[Problem]
Below are the records; locate each line with the word "screenshot" and copy it.

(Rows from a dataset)
====
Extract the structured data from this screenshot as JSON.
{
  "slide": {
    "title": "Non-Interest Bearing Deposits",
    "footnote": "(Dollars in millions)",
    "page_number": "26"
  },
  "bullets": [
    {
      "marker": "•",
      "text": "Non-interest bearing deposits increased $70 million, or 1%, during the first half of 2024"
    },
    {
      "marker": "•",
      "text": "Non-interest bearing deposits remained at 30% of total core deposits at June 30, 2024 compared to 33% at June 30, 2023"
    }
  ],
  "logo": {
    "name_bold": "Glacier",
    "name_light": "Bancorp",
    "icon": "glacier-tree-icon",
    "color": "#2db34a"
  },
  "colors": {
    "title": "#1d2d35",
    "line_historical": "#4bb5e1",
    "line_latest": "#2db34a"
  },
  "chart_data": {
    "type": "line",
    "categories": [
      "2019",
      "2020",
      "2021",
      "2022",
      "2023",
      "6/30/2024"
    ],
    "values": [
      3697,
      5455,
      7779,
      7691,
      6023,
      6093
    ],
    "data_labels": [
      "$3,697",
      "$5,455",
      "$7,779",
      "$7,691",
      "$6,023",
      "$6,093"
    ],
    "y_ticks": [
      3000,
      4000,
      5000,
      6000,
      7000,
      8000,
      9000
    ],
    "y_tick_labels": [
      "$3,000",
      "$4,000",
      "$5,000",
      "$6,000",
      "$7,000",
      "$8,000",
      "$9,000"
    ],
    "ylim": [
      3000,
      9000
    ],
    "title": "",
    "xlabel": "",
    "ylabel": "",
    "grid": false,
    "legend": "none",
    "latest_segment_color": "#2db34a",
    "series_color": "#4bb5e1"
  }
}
====
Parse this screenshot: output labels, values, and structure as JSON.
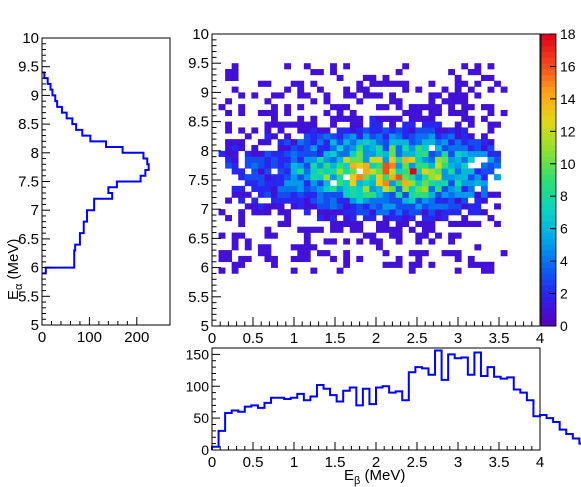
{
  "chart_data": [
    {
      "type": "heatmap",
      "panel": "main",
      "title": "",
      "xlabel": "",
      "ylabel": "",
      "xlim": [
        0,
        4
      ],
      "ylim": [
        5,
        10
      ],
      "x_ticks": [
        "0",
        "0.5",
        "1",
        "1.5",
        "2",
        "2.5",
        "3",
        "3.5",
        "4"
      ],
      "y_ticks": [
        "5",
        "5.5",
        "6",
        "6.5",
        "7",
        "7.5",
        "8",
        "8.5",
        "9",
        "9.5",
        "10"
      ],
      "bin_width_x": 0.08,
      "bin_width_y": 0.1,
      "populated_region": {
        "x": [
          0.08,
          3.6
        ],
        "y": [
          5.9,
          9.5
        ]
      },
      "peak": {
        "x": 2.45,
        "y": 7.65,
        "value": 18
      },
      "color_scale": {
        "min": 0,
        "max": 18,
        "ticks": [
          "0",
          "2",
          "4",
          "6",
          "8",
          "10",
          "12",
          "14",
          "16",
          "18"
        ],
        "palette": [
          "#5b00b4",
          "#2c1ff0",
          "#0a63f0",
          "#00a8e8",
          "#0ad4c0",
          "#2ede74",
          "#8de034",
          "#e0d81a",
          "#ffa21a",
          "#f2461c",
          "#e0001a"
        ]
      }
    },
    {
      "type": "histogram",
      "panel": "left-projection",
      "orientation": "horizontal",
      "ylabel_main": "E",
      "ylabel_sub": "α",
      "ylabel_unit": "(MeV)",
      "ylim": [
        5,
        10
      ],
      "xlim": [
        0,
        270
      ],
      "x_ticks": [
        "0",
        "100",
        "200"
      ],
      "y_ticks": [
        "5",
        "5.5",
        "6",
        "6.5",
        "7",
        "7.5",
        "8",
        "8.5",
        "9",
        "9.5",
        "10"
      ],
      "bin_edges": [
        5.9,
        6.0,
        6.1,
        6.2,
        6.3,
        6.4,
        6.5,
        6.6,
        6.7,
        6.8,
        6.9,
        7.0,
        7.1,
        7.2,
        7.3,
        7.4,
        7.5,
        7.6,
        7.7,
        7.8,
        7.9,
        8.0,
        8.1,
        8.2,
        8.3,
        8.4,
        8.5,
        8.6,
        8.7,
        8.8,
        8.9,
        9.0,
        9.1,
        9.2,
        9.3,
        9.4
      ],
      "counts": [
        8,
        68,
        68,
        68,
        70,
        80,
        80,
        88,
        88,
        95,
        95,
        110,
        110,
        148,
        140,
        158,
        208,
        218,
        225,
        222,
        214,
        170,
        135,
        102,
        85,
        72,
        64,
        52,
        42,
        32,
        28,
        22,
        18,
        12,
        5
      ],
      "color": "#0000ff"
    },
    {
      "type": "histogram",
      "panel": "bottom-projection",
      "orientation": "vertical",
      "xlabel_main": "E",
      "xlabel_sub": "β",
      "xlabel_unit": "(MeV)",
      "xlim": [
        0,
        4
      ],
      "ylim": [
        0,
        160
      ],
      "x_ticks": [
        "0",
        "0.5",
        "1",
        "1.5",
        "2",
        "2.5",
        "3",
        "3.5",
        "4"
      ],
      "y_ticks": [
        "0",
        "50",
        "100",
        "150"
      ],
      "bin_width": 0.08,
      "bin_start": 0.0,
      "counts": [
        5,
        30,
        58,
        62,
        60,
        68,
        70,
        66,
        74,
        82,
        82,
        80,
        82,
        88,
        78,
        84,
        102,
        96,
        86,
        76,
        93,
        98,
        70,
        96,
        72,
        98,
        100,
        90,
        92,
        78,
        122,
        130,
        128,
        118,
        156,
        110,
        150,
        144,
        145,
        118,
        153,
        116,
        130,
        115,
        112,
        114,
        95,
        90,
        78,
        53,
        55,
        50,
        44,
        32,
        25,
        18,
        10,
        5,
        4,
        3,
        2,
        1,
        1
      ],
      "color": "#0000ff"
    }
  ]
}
====
[Finished task]
Extract the structured data from this screenshot as JSON.
Parse this screenshot: output labels, values, and structure as JSON.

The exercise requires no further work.